#### [Data supplied]
++++++++++++++++++++
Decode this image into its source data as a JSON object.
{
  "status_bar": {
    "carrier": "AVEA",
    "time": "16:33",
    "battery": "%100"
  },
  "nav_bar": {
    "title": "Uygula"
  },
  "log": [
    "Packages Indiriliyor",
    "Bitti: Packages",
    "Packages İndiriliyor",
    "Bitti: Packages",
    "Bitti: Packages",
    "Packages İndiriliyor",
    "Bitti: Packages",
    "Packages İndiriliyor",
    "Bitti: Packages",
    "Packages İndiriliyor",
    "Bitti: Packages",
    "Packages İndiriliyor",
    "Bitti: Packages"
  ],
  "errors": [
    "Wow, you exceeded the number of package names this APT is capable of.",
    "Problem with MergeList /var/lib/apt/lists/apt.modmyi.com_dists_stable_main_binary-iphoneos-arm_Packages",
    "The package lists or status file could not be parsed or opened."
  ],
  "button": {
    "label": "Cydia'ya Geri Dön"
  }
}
++++++++++++++++++++
#### [Task requirements]
Please set down each line of the records exactly as given.

#### [Final result]
Decode this image into its source data as a JSON object.
{
  "status_bar": {
    "carrier": "AVEA",
    "time": "16:33",
    "battery": "%100"
  },
  "nav_bar": {
    "title": "Uygula"
  },
  "log": [
    "Packages Indiriliyor",
    "Bitti: Packages",
    "Packages İndiriliyor",
    "Bitti: Packages",
    "Bitti: Packages",
    "Packages İndiriliyor",
    "Bitti: Packages",
    "Packages İndiriliyor",
    "Bitti: Packages",
    "Packages İndiriliyor",
    "Bitti: Packages",
    "Packages İndiriliyor",
    "Bitti: Packages"
  ],
  "errors": [
    "Wow, you exceeded the number of package names this APT is capable of.",
    "Problem with MergeList /var/lib/apt/lists/apt.modmyi.com_dists_stable_main_binary-iphoneos-arm_Packages",
    "The package lists or status file could not be parsed or opened."
  ],
  "button": {
    "label": "Cydia'ya Geri Dön"
  }
}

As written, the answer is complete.